Task details: Tell me how many lines in the entries below contain the word "plus"; reply with the number and nothing else.

Dataset records:
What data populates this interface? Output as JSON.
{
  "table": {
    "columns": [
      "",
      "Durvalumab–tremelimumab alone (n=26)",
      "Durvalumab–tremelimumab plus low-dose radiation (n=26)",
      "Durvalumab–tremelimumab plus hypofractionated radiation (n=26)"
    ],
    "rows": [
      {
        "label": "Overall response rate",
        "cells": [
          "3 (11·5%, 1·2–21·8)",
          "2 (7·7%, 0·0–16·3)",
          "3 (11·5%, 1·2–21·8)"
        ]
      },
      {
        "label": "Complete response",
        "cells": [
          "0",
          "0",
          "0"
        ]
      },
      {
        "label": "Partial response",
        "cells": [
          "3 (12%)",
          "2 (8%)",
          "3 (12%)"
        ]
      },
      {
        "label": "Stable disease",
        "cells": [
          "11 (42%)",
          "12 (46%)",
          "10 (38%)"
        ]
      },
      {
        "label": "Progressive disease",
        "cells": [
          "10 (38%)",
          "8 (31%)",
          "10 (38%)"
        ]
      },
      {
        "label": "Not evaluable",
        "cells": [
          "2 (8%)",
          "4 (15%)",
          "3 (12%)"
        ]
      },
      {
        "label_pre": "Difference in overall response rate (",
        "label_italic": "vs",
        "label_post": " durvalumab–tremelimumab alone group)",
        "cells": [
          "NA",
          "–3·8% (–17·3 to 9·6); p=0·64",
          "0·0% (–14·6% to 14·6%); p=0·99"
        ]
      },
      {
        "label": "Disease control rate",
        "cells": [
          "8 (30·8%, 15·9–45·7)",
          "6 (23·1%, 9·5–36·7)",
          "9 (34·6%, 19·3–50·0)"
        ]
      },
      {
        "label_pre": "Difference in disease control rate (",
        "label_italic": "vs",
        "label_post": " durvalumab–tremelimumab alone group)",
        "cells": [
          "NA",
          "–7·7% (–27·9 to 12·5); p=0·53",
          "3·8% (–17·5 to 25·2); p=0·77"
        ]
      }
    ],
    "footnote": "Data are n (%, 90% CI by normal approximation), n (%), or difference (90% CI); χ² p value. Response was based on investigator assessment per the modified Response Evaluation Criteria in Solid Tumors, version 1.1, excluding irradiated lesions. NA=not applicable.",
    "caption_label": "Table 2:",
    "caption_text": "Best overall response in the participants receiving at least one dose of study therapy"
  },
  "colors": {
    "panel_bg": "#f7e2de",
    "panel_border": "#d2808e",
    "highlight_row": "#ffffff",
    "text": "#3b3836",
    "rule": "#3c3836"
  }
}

Exercise answer: 2